-- Exercise inputs start --
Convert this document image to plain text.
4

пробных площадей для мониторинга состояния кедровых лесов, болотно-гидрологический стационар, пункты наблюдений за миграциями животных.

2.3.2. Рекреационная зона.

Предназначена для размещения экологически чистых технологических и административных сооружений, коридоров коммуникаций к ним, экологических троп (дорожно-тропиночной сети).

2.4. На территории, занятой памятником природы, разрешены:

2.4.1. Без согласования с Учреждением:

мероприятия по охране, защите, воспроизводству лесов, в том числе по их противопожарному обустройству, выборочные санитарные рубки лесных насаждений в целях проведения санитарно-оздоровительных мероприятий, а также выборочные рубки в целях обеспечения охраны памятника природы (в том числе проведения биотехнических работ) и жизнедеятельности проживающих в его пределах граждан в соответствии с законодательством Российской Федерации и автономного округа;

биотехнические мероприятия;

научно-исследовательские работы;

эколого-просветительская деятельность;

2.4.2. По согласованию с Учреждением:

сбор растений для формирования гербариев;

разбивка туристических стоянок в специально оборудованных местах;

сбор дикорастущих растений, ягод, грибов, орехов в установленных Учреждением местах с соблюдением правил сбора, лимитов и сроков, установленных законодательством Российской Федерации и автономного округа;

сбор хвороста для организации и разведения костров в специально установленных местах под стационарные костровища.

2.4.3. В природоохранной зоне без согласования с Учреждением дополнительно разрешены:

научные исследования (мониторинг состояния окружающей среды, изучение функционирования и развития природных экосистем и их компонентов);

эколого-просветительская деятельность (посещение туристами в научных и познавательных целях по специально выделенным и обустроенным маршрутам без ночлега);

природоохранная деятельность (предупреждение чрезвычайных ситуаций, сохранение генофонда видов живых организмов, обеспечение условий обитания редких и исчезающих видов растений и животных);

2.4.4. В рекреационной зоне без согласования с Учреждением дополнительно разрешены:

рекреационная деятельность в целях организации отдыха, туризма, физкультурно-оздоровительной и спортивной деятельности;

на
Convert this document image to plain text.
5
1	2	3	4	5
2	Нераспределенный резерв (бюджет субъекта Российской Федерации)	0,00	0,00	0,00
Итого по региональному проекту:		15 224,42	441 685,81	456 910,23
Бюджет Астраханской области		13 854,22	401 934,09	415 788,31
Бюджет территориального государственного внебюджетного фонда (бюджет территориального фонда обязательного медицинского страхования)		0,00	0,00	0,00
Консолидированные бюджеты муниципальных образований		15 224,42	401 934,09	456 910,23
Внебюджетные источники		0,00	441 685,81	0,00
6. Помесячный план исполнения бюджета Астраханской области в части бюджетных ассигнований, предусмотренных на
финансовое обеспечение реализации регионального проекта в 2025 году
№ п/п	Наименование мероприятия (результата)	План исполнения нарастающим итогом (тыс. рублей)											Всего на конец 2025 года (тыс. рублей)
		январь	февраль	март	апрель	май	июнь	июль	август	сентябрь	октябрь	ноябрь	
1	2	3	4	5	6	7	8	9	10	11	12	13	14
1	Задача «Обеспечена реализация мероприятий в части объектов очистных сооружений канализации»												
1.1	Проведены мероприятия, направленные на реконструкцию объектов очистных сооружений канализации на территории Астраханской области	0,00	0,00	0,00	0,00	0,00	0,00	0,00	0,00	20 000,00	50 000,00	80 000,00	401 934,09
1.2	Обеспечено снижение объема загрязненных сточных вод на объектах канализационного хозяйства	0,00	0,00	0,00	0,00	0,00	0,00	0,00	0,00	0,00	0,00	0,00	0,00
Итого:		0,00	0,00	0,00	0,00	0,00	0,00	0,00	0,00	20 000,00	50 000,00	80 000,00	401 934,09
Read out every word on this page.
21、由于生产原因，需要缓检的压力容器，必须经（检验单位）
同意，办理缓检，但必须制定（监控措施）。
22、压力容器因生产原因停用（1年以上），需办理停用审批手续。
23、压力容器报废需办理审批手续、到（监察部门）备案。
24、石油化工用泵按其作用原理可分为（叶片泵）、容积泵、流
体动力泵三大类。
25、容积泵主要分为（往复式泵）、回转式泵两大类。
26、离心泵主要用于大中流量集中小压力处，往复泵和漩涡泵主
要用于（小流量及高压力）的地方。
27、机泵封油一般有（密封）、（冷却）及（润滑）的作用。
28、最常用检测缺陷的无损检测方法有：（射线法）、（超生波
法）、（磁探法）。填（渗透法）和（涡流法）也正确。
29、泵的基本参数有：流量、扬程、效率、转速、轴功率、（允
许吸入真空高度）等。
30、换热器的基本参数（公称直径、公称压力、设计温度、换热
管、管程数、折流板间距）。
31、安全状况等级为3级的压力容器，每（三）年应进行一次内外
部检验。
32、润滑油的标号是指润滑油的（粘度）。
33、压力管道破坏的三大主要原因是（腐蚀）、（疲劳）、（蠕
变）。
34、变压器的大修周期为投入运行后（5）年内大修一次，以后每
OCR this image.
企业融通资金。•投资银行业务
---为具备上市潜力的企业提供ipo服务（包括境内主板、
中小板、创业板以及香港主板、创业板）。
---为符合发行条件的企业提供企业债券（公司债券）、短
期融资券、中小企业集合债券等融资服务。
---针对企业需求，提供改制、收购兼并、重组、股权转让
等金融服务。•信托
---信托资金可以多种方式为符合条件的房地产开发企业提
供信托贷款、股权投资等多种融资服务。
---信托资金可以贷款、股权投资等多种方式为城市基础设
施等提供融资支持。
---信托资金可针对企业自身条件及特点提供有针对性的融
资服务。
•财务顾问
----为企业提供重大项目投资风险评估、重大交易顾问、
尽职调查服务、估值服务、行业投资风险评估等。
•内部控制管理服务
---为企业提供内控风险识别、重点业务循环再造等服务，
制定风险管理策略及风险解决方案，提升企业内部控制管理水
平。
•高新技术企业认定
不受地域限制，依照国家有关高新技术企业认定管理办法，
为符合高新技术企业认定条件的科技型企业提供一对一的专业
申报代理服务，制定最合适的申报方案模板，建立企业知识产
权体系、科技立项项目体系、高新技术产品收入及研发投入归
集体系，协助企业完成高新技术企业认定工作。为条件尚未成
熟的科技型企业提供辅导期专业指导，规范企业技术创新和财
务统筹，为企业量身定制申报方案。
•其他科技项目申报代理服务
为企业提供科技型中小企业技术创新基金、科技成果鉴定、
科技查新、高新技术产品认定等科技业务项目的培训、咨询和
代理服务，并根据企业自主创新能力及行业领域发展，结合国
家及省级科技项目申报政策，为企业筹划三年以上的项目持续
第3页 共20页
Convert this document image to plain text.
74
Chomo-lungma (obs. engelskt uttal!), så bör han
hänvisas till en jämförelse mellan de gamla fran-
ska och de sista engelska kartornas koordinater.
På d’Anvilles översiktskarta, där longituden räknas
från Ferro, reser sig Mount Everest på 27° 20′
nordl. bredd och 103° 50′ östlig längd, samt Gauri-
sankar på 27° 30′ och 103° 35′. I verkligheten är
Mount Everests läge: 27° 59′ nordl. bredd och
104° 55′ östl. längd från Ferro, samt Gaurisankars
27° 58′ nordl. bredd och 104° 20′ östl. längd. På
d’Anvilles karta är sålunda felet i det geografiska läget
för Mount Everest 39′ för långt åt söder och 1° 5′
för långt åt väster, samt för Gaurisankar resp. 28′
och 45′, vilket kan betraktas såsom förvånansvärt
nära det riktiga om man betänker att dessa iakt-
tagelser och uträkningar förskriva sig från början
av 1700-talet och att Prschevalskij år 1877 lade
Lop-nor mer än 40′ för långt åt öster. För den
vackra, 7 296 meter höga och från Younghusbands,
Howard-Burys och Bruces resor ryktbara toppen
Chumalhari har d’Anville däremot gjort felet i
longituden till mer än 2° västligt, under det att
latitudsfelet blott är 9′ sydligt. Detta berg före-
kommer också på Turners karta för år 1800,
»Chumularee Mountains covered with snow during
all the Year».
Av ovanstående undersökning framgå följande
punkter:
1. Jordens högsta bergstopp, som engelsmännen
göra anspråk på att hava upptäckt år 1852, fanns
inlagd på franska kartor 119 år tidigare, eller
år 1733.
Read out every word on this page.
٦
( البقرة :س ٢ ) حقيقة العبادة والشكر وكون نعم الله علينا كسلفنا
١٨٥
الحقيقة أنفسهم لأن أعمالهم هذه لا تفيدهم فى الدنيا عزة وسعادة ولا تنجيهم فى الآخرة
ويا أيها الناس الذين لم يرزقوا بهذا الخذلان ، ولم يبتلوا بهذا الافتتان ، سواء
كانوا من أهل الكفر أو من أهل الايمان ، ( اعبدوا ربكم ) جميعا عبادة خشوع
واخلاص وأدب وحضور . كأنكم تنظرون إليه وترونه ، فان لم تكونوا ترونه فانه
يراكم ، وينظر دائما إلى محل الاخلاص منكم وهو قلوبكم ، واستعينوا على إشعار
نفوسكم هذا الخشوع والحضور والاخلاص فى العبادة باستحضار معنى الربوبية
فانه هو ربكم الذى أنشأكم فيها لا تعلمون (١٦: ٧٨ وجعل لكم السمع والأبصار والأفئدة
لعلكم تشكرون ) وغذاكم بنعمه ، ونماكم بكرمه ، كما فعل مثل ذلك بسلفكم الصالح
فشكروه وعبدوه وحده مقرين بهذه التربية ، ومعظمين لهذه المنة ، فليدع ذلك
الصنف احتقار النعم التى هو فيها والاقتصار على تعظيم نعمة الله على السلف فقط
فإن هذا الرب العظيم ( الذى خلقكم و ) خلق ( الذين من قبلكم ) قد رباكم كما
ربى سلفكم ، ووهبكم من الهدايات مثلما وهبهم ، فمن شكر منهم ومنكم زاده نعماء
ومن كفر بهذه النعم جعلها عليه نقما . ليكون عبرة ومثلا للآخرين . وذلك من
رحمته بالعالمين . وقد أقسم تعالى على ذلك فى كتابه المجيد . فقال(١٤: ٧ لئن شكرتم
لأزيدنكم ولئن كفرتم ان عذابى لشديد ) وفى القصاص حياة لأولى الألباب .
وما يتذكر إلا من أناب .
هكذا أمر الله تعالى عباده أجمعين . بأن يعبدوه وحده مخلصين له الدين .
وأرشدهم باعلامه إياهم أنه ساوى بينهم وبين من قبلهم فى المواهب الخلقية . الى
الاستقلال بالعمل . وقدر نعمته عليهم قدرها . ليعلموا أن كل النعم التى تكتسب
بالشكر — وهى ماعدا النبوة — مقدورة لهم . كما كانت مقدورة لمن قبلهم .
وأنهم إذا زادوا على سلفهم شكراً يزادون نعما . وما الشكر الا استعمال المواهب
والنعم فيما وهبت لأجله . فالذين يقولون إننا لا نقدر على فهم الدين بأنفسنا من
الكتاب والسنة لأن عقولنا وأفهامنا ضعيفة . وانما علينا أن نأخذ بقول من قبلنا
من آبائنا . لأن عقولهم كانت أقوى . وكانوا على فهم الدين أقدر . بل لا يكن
-- Exercise inputs end --
**Problem description**
Where a line in the entries holds the word "nordl", copy that line.

**The reply**
nordl. bredd och 103° 50′ östlig längd, samt Gauri-
Mount Everests läge: 27° 59′ nordl. bredd och
27° 58′ nordl. bredd och 104° 20′ östl. längd. På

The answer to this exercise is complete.